▸ **Required work**
Copy each line exactly. Leave nothing out.
=== Extracted material ===
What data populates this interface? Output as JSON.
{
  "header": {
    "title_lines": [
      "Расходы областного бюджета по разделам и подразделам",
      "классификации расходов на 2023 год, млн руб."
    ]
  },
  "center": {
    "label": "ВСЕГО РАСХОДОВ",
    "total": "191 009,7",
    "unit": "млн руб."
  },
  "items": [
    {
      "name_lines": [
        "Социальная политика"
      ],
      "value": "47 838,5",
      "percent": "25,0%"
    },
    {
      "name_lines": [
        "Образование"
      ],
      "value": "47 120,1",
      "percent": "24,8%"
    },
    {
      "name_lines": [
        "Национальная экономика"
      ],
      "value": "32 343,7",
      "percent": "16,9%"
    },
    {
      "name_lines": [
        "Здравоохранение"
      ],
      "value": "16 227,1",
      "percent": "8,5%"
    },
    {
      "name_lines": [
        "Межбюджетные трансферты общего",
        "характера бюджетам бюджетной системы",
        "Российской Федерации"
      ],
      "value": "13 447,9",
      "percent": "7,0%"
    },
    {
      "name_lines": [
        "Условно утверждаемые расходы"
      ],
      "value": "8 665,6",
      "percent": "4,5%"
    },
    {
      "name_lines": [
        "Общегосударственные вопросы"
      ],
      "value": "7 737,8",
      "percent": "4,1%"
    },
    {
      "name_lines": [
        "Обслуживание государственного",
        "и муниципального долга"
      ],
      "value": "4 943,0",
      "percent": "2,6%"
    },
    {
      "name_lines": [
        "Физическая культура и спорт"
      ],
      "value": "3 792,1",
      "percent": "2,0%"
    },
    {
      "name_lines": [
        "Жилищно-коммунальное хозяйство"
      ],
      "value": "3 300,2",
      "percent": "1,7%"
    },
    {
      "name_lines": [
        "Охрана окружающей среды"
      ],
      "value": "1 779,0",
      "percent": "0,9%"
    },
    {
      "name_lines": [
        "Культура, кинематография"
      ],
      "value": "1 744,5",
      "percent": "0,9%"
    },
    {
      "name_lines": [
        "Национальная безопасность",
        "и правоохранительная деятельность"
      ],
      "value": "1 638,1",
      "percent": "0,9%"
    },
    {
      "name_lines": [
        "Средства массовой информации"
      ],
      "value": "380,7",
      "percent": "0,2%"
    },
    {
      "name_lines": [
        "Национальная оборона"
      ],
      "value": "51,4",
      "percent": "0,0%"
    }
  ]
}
===
▸ **Answer to the task**
What data populates this interface? Output as JSON.
{
  "header": {
    "title_lines": [
      "Расходы областного бюджета по разделам и подразделам",
      "классификации расходов на 2023 год, млн руб."
    ]
  },
  "center": {
    "label": "ВСЕГО РАСХОДОВ",
    "total": "191 009,7",
    "unit": "млн руб."
  },
  "items": [
    {
      "name_lines": [
        "Социальная политика"
      ],
      "value": "47 838,5",
      "percent": "25,0%"
    },
    {
      "name_lines": [
        "Образование"
      ],
      "value": "47 120,1",
      "percent": "24,8%"
    },
    {
      "name_lines": [
        "Национальная экономика"
      ],
      "value": "32 343,7",
      "percent": "16,9%"
    },
    {
      "name_lines": [
        "Здравоохранение"
      ],
      "value": "16 227,1",
      "percent": "8,5%"
    },
    {
      "name_lines": [
        "Межбюджетные трансферты общего",
        "характера бюджетам бюджетной системы",
        "Российской Федерации"
      ],
      "value": "13 447,9",
      "percent": "7,0%"
    },
    {
      "name_lines": [
        "Условно утверждаемые расходы"
      ],
      "value": "8 665,6",
      "percent": "4,5%"
    },
    {
      "name_lines": [
        "Общегосударственные вопросы"
      ],
      "value": "7 737,8",
      "percent": "4,1%"
    },
    {
      "name_lines": [
        "Обслуживание государственного",
        "и муниципального долга"
      ],
      "value": "4 943,0",
      "percent": "2,6%"
    },
    {
      "name_lines": [
        "Физическая культура и спорт"
      ],
      "value": "3 792,1",
      "percent": "2,0%"
    },
    {
      "name_lines": [
        "Жилищно-коммунальное хозяйство"
      ],
      "value": "3 300,2",
      "percent": "1,7%"
    },
    {
      "name_lines": [
        "Охрана окружающей среды"
      ],
      "value": "1 779,0",
      "percent": "0,9%"
    },
    {
      "name_lines": [
        "Культура, кинематография"
      ],
      "value": "1 744,5",
      "percent": "0,9%"
    },
    {
      "name_lines": [
        "Национальная безопасность",
        "и правоохранительная деятельность"
      ],
      "value": "1 638,1",
      "percent": "0,9%"
    },
    {
      "name_lines": [
        "Средства массовой информации"
      ],
      "value": "380,7",
      "percent": "0,2%"
    },
    {
      "name_lines": [
        "Национальная оборона"
      ],
      "value": "51,4",
      "percent": "0,0%"
    }
  ]
}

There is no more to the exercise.